**RECORDS SHOWN**
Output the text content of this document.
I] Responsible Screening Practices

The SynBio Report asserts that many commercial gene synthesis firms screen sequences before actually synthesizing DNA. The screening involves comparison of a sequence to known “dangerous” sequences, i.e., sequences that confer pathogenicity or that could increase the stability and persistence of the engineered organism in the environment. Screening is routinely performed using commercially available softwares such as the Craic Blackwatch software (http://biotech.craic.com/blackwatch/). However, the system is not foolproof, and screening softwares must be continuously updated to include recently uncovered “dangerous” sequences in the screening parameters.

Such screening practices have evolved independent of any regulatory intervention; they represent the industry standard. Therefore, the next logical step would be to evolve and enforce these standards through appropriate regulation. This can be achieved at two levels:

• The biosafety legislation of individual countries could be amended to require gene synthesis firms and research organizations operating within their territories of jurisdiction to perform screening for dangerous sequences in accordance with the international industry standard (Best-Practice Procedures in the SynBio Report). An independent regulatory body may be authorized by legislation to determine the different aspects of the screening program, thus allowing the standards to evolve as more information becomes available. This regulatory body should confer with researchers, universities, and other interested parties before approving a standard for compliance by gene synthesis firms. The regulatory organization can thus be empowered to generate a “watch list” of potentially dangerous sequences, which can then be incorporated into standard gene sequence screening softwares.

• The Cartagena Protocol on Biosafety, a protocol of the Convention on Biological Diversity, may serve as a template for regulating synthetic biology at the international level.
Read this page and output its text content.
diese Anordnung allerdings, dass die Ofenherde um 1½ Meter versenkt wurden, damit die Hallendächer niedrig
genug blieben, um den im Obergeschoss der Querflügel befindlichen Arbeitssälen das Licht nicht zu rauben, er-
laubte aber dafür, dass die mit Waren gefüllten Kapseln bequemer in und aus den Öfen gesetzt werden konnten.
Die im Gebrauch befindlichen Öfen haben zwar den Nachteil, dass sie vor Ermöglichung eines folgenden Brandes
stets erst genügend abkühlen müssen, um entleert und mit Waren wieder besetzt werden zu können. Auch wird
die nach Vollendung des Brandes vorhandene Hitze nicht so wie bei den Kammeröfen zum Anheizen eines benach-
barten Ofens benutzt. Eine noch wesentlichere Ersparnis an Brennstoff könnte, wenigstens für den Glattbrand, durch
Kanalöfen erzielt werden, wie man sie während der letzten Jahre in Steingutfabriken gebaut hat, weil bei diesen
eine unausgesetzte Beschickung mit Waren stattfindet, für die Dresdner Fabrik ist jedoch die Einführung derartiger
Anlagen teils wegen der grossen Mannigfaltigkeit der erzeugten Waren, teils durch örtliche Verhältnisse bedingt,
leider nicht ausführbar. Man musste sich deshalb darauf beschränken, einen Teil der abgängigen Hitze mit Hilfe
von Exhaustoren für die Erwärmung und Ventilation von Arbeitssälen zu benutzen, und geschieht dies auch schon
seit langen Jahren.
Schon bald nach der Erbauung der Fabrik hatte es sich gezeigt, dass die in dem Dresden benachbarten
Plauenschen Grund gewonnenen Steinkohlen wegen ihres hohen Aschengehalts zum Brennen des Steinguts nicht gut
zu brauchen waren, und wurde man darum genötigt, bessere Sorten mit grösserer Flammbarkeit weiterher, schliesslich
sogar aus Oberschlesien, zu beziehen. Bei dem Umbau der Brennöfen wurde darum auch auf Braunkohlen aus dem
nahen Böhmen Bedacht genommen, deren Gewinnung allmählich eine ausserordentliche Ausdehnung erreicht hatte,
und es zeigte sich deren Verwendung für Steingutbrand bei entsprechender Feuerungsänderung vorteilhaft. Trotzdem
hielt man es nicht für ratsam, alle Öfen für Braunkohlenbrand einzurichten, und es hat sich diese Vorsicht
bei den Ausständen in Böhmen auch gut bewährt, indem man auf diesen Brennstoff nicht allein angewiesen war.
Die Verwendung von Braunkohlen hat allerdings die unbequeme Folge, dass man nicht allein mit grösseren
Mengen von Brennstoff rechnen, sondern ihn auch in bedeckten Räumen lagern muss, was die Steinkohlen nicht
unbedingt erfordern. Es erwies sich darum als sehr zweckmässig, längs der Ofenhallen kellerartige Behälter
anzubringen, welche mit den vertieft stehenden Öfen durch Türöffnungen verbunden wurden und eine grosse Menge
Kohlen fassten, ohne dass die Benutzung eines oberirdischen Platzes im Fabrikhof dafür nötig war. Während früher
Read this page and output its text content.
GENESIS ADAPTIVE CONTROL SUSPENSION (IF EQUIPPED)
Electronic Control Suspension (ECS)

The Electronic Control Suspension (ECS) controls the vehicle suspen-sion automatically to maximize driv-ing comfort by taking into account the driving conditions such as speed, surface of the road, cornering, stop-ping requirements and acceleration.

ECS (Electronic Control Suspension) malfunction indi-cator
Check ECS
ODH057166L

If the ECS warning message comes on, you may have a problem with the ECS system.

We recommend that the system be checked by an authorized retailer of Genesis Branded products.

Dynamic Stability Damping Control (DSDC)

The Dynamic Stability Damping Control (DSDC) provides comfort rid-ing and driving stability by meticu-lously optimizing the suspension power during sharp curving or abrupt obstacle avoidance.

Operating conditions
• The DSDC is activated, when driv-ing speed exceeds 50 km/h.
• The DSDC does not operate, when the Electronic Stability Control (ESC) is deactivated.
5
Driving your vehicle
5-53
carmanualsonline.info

==

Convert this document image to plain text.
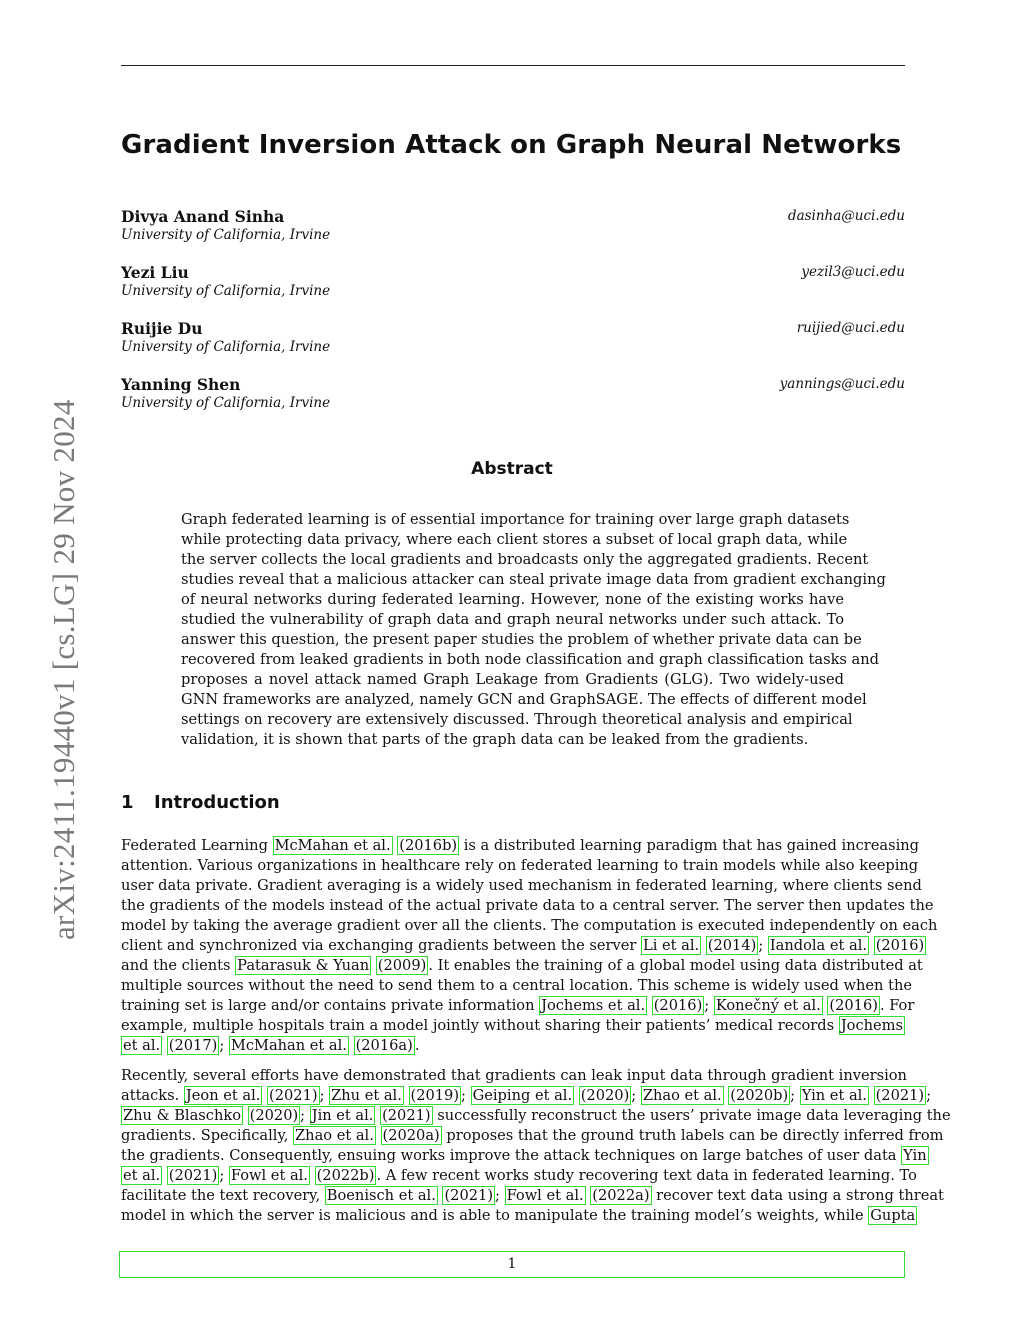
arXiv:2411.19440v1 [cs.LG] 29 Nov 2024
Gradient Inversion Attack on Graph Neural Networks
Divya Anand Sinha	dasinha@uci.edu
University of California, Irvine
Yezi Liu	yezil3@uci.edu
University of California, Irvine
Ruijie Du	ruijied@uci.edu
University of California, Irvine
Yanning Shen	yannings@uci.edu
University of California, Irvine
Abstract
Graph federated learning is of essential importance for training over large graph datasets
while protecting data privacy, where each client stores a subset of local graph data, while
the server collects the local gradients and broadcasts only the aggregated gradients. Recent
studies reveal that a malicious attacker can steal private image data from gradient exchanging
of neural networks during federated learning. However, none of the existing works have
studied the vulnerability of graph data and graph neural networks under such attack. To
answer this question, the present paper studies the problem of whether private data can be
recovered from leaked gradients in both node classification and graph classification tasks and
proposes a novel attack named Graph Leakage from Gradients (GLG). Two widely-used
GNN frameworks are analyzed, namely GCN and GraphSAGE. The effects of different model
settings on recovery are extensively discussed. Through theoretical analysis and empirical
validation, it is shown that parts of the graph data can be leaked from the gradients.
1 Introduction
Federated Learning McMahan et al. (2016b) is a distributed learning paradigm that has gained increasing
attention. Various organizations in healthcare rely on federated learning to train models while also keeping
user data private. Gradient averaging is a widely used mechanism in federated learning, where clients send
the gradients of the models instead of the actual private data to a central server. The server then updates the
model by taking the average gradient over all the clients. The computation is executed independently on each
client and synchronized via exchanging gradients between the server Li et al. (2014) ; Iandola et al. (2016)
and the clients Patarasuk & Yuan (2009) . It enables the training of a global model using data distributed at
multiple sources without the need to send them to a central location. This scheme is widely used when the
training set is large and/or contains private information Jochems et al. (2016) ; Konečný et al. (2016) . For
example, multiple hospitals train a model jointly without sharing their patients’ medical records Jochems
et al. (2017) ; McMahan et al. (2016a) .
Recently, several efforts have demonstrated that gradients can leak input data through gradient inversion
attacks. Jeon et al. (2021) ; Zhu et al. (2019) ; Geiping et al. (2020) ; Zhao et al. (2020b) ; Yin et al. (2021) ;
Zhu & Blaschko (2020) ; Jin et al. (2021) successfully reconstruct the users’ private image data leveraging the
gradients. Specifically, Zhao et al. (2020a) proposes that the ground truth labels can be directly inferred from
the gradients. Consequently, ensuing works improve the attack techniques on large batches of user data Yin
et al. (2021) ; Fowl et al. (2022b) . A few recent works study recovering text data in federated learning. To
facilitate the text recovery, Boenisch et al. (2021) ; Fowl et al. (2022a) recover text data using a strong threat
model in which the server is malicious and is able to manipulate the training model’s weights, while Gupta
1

**WHAT IS EXPECTED**
Copy here each line of the preceding records with "text" in it.

**EXERCISE RESPONSE**
Output the text content of this document.
Read this page and output its text content.
Read this page and output its text content.
Convert this document image to plain text.
et al. (2021) ; Fowl et al. (2022b) . A few recent works study recovering text data in federated learning. To
facilitate the text recovery, Boenisch et al. (2021) ; Fowl et al. (2022a) recover text data using a strong threat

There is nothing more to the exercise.